◆ CONSIGNES ◆
1. Répondez aux questions suivantes sur le texte consacré au voyage en solitaire :
(a) Depuis combien de temps l'auteur du texte joue-t-il au même jeu presque tous les jours ?
(b) Qu'est-ce qui n'a pas changé dans l'autoradio depuis un an ?
(c) Quel pays le commentaire propose-t-il comme destination ?
2. Poursuivez le texte consacré au voyage en solitaire à la suite de sa dernière phrase.

:: TEXTE

Zone d'inconfort
Par pensées irréfléchies - Lien permanent
Je vais partir en voyage. Loin. Longtemps. Enfin, je crois : j’ai posé des congés, je dois prendre mon billet d’avion.
Je l’ai déjà presque pris d’ailleurs : plusieurs fois, j’ai fait la recherche, j’ai trouvé les moins pires prix, et je n’avais plus qu’à valider. Plusieurs fois au cours des deux derniers mois. Et puis je n’ai pas encore validé, alors que je sais très bien que je vais finir par les prendre. Mais quand j’aurai réservé, ça deviendra définitif, et je serai obligé de partir, et j’ai peur. Parce que je vais partir seul, et qu’à part les quelques personnes que j’irai saluer au début du voyage, je resterai seul, pendant des semaines, sur la route, avec seulement les discussions de passage, sans connexion à Internet, sans livre pour passer le temps, juste seul avec mon cerveau à la con.
Mais je ne suis pas comme ça, moi, du tout. Je suis bien chez moi, dans mon canapé, avec mes livres, mes guitares, mon ordinateur. J’aime bien avoir mes horaires fixes, sortir de chez moi ne serait-ce que pour faire les courses est un effort sans nom, j’aime bien mes rails, avec de préférence des barrières de barbelés sur les côtés pour être sûr de n’en pas sortir. Ça fait des mois que je mange la même salade tous les midis, et mes repas du soir, toujours à la même heure, ne sont pas tellement plus variés. Je joue au même jeu presque tous les jours depuis six mois, je n’ai pas changé la musique dans mon autoradio depuis un an. Bref, je ne suis pas casanier : je suis hyper chiant.
Et partir sans plan de route bien établi, ça me fout les jetons comme vous n’imaginez même pas. Je ne suis pas excité à l’idée de partir comme ça, j’ai des sueurs froides et ça pourrit un peu mon sommeil. Je le fais non parce que j’ai envie de le faire, mais parce que j’ai envie de l’avoir fait.
Et parce que depuis quelques années, je regretterais de ne pas l’avoir fait a pris plus de poids que je n’ai pas envie de le faire.
Commentaires
Un pays où tu sais déjà que tu n'auras pas de connexion internet et où tu n'as pas le droit d'emmener un livre, mmm... Tu pars en Corée du Nord ?

::::
:: EXTRAIT DE DONNÉES

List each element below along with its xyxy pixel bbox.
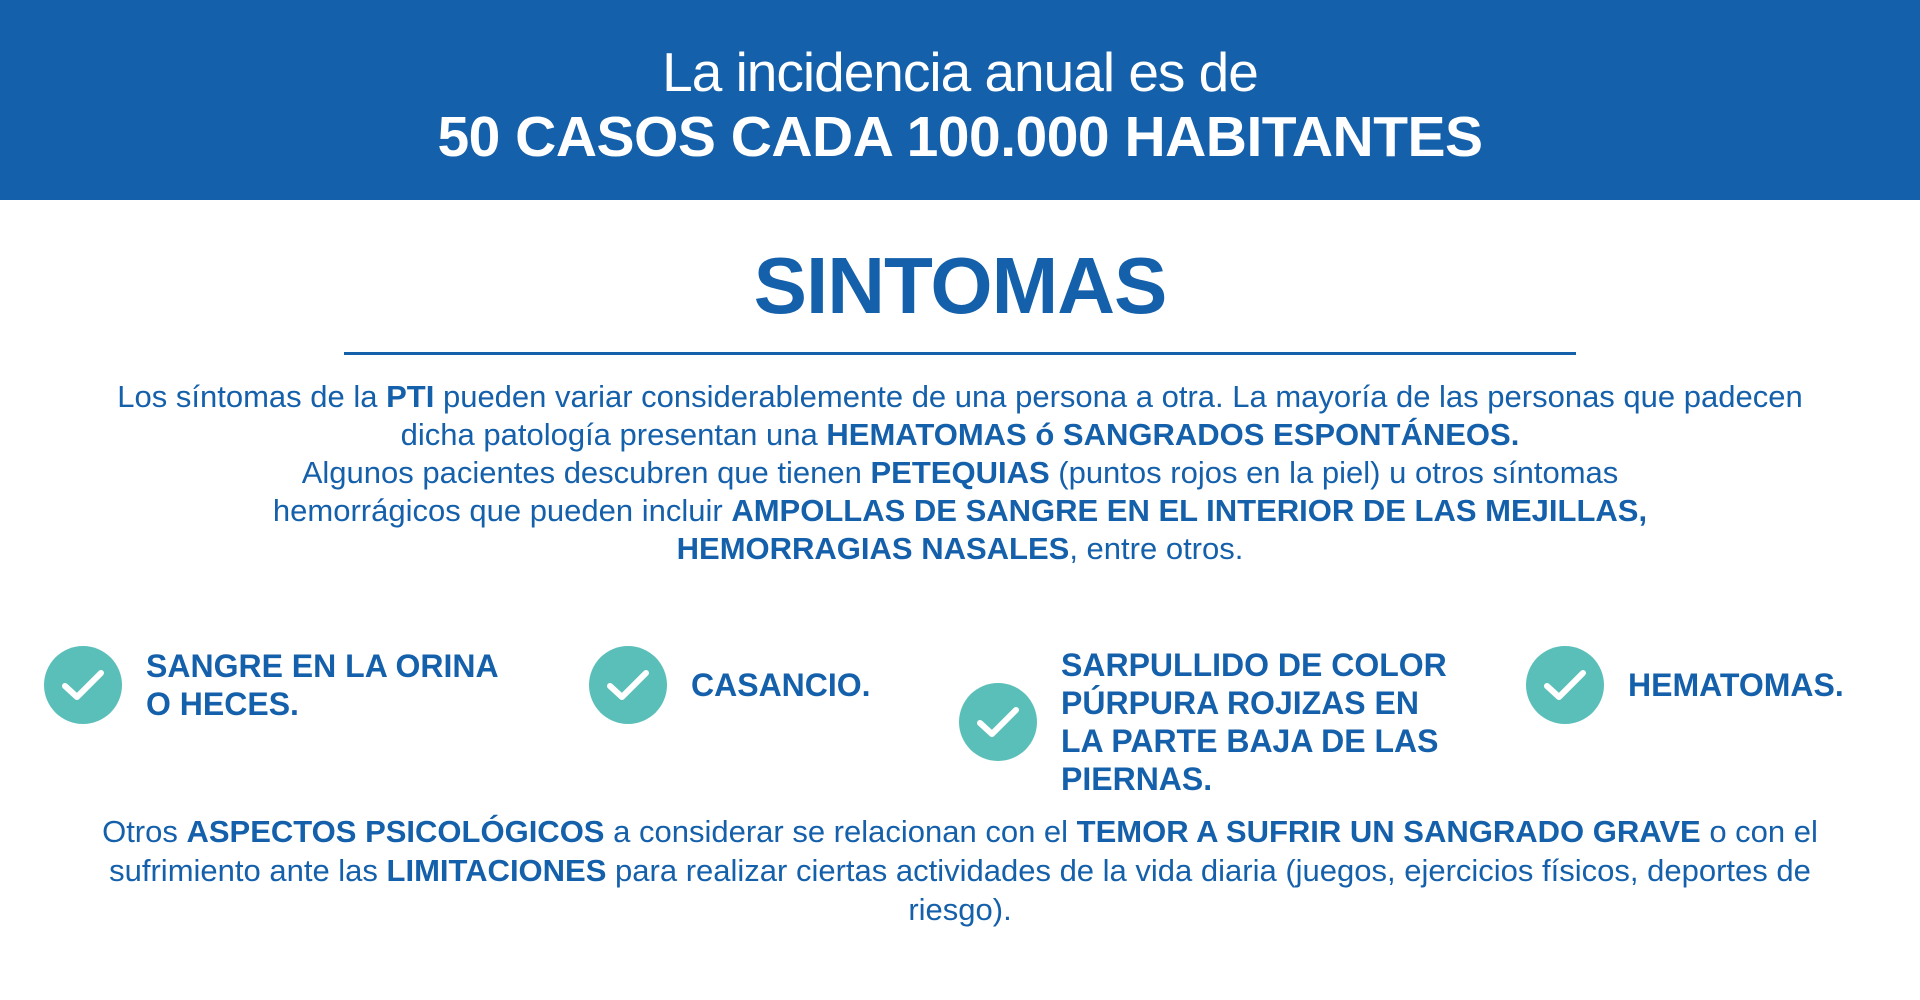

::::

◆ RÉPONSES RÉDIGÉES ◆
1.
(a) Depuis six mois.
(b) La musique.
(c) La Corée du Nord.

2.
Je choisis de ne pas emmener de livre. Et comme je passerai mon temps sur la route, je ne vais pas me faire chier à trouver des mac-do pour avoir du wifi.
"Ouiiiin, je n'aurai pas de livre" // "Je choisis de ne pas emmener de livre". C'est un road trip vers masochiste-Ville ? :-P
J'avoue ma totale perplexitude devant ce masochisme haut de gamme. Ça dépasse mon entendement et mon mode opératoire.
J'espère que tu y trouveras ce que tu cherches, dans ce voyage. Ne serait-ce que le fait d'être heureux de l'avoir fait. Bonne route alors. Tu pars quand ?
@LeChieur, Je n'ai pas dit "ouin, je n'aurai pas de livre", j'ai dit que je n'aurai pas de livre et que ça m'effraie. Du coup pourquoi est-ce que je pars sans livre ? Si on suit, partir m'effraie, et je pars quand même.
Je ne prends pas de livre pour deux raisons : la première, c'est pour m'obliger à profiter du voyage. Partir à l'autre bout du monde et passer son temps à bouquiner comme à la maison, ce n'est pas l'idéal pour profiter de l'expérience.
La seconde, la principale, c'est que l'idée de la déconnexion totale, c'est aussi de me retrouver en face de moi. J'essaie donc de ne pas trimballer mes habituelles distractions.
@mirovinben, Il ne s'agit de masochisme, au contraire : j'ai le choix entre un inconfort de quelques semaines et un inconfort de toute une vie à me dire "j'aurais pu et je ne l'ai pas fait."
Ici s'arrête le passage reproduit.